_AVAILABLE RECORDS_:
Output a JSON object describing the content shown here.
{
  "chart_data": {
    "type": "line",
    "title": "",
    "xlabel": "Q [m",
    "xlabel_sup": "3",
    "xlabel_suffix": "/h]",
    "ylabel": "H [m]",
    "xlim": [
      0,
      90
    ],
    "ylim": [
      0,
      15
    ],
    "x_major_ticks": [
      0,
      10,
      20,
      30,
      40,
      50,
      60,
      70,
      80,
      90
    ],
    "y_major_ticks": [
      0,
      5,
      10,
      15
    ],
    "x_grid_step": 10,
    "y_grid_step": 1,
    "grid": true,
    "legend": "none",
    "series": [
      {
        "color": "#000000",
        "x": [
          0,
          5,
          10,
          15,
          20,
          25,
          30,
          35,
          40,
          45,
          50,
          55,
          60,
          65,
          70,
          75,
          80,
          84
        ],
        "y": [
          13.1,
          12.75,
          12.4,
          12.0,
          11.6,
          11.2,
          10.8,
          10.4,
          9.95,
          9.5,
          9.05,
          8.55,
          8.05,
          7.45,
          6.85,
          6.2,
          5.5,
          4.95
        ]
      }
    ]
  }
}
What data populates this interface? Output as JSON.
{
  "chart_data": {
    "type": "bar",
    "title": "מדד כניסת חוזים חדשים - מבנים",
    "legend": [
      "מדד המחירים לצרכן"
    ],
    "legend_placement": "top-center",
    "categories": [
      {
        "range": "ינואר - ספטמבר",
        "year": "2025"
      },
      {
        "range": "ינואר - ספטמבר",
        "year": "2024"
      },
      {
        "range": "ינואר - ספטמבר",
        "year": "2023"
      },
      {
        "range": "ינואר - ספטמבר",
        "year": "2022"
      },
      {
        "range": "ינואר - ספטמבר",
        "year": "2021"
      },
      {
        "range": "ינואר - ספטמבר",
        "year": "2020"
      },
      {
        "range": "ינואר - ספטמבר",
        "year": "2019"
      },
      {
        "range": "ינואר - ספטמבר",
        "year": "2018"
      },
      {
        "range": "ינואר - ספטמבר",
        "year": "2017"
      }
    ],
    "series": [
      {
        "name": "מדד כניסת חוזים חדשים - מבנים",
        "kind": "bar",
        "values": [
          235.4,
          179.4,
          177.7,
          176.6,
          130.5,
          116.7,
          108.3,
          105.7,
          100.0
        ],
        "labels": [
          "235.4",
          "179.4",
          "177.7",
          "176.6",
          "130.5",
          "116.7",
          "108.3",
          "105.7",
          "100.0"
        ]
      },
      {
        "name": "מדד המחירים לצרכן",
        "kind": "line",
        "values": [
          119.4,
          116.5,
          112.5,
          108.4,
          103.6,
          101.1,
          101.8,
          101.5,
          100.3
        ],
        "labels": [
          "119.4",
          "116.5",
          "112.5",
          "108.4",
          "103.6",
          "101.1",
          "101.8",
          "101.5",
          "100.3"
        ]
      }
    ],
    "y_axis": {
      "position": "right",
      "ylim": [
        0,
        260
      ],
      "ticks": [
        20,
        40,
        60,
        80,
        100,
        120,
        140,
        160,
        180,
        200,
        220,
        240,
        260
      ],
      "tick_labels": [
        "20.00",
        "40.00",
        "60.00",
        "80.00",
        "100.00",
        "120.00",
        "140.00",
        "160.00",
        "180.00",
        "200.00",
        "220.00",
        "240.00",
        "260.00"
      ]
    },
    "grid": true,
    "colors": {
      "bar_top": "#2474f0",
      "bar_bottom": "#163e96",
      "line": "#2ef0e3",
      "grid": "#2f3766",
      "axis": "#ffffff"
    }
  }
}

_EXERCISE PROMPT_:
Copy all of the material word for word.

_COMPLETED EXERCISE_:
Output a JSON object describing the content shown here.
{
  "chart_data": {
    "type": "line",
    "title": "",
    "xlabel": "Q [m",
    "xlabel_sup": "3",
    "xlabel_suffix": "/h]",
    "ylabel": "H [m]",
    "xlim": [
      0,
      90
    ],
    "ylim": [
      0,
      15
    ],
    "x_major_ticks": [
      0,
      10,
      20,
      30,
      40,
      50,
      60,
      70,
      80,
      90
    ],
    "y_major_ticks": [
      0,
      5,
      10,
      15
    ],
    "x_grid_step": 10,
    "y_grid_step": 1,
    "grid": true,
    "legend": "none",
    "series": [
      {
        "color": "#000000",
        "x": [
          0,
          5,
          10,
          15,
          20,
          25,
          30,
          35,
          40,
          45,
          50,
          55,
          60,
          65,
          70,
          75,
          80,
          84
        ],
        "y": [
          13.1,
          12.75,
          12.4,
          12.0,
          11.6,
          11.2,
          10.8,
          10.4,
          9.95,
          9.5,
          9.05,
          8.55,
          8.05,
          7.45,
          6.85,
          6.2,
          5.5,
          4.95
        ]
      }
    ]
  }
}
What data populates this interface? Output as JSON.
{
  "chart_data": {
    "type": "bar",
    "title": "מדד כניסת חוזים חדשים - מבנים",
    "legend": [
      "מדד המחירים לצרכן"
    ],
    "legend_placement": "top-center",
    "categories": [
      {
        "range": "ינואר - ספטמבר",
        "year": "2025"
      },
      {
        "range": "ינואר - ספטמבר",
        "year": "2024"
      },
      {
        "range": "ינואר - ספטמבר",
        "year": "2023"
      },
      {
        "range": "ינואר - ספטמבר",
        "year": "2022"
      },
      {
        "range": "ינואר - ספטמבר",
        "year": "2021"
      },
      {
        "range": "ינואר - ספטמבר",
        "year": "2020"
      },
      {
        "range": "ינואר - ספטמבר",
        "year": "2019"
      },
      {
        "range": "ינואר - ספטמבר",
        "year": "2018"
      },
      {
        "range": "ינואר - ספטמבר",
        "year": "2017"
      }
    ],
    "series": [
      {
        "name": "מדד כניסת חוזים חדשים - מבנים",
        "kind": "bar",
        "values": [
          235.4,
          179.4,
          177.7,
          176.6,
          130.5,
          116.7,
          108.3,
          105.7,
          100.0
        ],
        "labels": [
          "235.4",
          "179.4",
          "177.7",
          "176.6",
          "130.5",
          "116.7",
          "108.3",
          "105.7",
          "100.0"
        ]
      },
      {
        "name": "מדד המחירים לצרכן",
        "kind": "line",
        "values": [
          119.4,
          116.5,
          112.5,
          108.4,
          103.6,
          101.1,
          101.8,
          101.5,
          100.3
        ],
        "labels": [
          "119.4",
          "116.5",
          "112.5",
          "108.4",
          "103.6",
          "101.1",
          "101.8",
          "101.5",
          "100.3"
        ]
      }
    ],
    "y_axis": {
      "position": "right",
      "ylim": [
        0,
        260
      ],
      "ticks": [
        20,
        40,
        60,
        80,
        100,
        120,
        140,
        160,
        180,
        200,
        220,
        240,
        260
      ],
      "tick_labels": [
        "20.00",
        "40.00",
        "60.00",
        "80.00",
        "100.00",
        "120.00",
        "140.00",
        "160.00",
        "180.00",
        "200.00",
        "220.00",
        "240.00",
        "260.00"
      ]
    },
    "grid": true,
    "colors": {
      "bar_top": "#2474f0",
      "bar_bottom": "#163e96",
      "line": "#2ef0e3",
      "grid": "#2f3766",
      "axis": "#ffffff"
    }
  }
}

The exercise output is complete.